▶ WHAT IS BEING ASKED:
Could you reproduce the listing below line for line, keeping every character unchanged?

▶ DATA SECTION:
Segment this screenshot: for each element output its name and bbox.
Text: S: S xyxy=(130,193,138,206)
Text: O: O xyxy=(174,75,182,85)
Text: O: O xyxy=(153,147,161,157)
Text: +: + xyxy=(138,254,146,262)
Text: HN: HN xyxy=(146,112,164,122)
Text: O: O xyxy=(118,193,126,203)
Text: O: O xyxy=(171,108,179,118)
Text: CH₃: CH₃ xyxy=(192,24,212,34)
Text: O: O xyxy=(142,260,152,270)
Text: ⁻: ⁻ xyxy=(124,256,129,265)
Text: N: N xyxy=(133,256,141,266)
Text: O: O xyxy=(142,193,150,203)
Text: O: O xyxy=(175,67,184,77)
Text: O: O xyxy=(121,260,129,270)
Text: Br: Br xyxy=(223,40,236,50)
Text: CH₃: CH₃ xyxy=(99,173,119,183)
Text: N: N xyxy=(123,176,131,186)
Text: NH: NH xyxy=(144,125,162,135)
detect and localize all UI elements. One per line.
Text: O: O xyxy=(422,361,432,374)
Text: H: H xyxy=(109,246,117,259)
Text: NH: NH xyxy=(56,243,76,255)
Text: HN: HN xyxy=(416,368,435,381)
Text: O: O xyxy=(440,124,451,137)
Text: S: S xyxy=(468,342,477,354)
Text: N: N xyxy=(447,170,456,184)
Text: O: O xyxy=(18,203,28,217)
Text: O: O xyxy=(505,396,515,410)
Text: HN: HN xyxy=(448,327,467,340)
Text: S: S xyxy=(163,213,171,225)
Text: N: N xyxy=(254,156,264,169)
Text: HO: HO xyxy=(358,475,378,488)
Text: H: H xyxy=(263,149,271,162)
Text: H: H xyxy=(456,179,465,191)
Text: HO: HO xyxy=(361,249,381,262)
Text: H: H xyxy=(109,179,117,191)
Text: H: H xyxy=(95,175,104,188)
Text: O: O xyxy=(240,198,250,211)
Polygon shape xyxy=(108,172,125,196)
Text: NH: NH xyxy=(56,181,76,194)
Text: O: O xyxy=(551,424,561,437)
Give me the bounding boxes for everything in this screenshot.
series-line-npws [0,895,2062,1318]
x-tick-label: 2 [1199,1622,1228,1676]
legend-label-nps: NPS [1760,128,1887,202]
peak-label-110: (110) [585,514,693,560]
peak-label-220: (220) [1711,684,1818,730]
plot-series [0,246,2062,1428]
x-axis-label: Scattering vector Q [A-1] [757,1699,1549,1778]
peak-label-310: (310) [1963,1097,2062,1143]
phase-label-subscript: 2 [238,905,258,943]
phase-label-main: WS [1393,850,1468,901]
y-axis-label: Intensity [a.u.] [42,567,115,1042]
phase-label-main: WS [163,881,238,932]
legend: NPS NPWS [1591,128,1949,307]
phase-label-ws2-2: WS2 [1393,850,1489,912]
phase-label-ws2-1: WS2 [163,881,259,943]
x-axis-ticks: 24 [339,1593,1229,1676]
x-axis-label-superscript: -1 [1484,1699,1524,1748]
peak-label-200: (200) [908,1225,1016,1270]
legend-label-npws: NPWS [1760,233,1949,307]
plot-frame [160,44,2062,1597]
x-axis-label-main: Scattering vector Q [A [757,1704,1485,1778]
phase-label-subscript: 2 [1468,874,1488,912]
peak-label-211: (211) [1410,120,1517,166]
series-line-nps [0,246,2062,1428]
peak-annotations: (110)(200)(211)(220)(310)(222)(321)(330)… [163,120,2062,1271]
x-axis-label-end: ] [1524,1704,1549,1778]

▶ RESULT FOR THIS TASK:
Segment this screenshot: for each element output its name and bbox.
Text: S: S xyxy=(130,193,138,206)
Text: O: O xyxy=(174,75,182,85)
Text: O: O xyxy=(153,147,161,157)
Text: +: + xyxy=(138,254,146,262)
Text: HN: HN xyxy=(146,112,164,122)
Text: O: O xyxy=(118,193,126,203)
Text: O: O xyxy=(171,108,179,118)
Text: CH₃: CH₃ xyxy=(192,24,212,34)
Text: O: O xyxy=(142,260,152,270)
Text: ⁻: ⁻ xyxy=(124,256,129,265)
Text: N: N xyxy=(133,256,141,266)
Text: O: O xyxy=(142,193,150,203)
Text: O: O xyxy=(175,67,184,77)
Text: O: O xyxy=(121,260,129,270)
Text: Br: Br xyxy=(223,40,236,50)
Text: CH₃: CH₃ xyxy=(99,173,119,183)
Text: N: N xyxy=(123,176,131,186)
Text: NH: NH xyxy=(144,125,162,135)
detect and localize all UI elements. One per line.
Text: O: O xyxy=(422,361,432,374)
Text: H: H xyxy=(109,246,117,259)
Text: NH: NH xyxy=(56,243,76,255)
Text: HN: HN xyxy=(416,368,435,381)
Text: O: O xyxy=(440,124,451,137)
Text: S: S xyxy=(468,342,477,354)
Text: N: N xyxy=(447,170,456,184)
Text: O: O xyxy=(18,203,28,217)
Text: O: O xyxy=(505,396,515,410)
Text: HN: HN xyxy=(448,327,467,340)
Text: S: S xyxy=(163,213,171,225)
Text: N: N xyxy=(254,156,264,169)
Text: HO: HO xyxy=(358,475,378,488)
Text: H: H xyxy=(263,149,271,162)
Text: H: H xyxy=(456,179,465,191)
Text: HO: HO xyxy=(361,249,381,262)
Text: H: H xyxy=(109,179,117,191)
Text: H: H xyxy=(95,175,104,188)
Text: O: O xyxy=(240,198,250,211)
Polygon shape xyxy=(108,172,125,196)
Text: NH: NH xyxy=(56,181,76,194)
Text: O: O xyxy=(551,424,561,437)
Give me the bounding boxes for everything in this screenshot.
series-line-npws [0,895,2062,1318]
x-tick-label: 2 [1199,1622,1228,1676]
legend-label-nps: NPS [1760,128,1887,202]
peak-label-110: (110) [585,514,693,560]
peak-label-220: (220) [1711,684,1818,730]
plot-series [0,246,2062,1428]
x-axis-label: Scattering vector Q [A-1] [757,1699,1549,1778]
peak-label-310: (310) [1963,1097,2062,1143]
phase-label-subscript: 2 [238,905,258,943]
phase-label-main: WS [1393,850,1468,901]
y-axis-label: Intensity [a.u.] [42,567,115,1042]
phase-label-main: WS [163,881,238,932]
legend: NPS NPWS [1591,128,1949,307]
phase-label-ws2-2: WS2 [1393,850,1489,912]
phase-label-ws2-1: WS2 [163,881,259,943]
x-axis-ticks: 24 [339,1593,1229,1676]
x-axis-label-superscript: -1 [1484,1699,1524,1748]
peak-label-200: (200) [908,1225,1016,1270]
legend-label-npws: NPWS [1760,233,1949,307]
plot-frame [160,44,2062,1597]
x-axis-label-main: Scattering vector Q [A [757,1704,1485,1778]
phase-label-subscript: 2 [1468,874,1488,912]
peak-label-211: (211) [1410,120,1517,166]
series-line-nps [0,246,2062,1428]
peak-annotations: (110)(200)(211)(220)(310)(222)(321)(330)… [163,120,2062,1271]
x-axis-label-end: ] [1524,1704,1549,1778]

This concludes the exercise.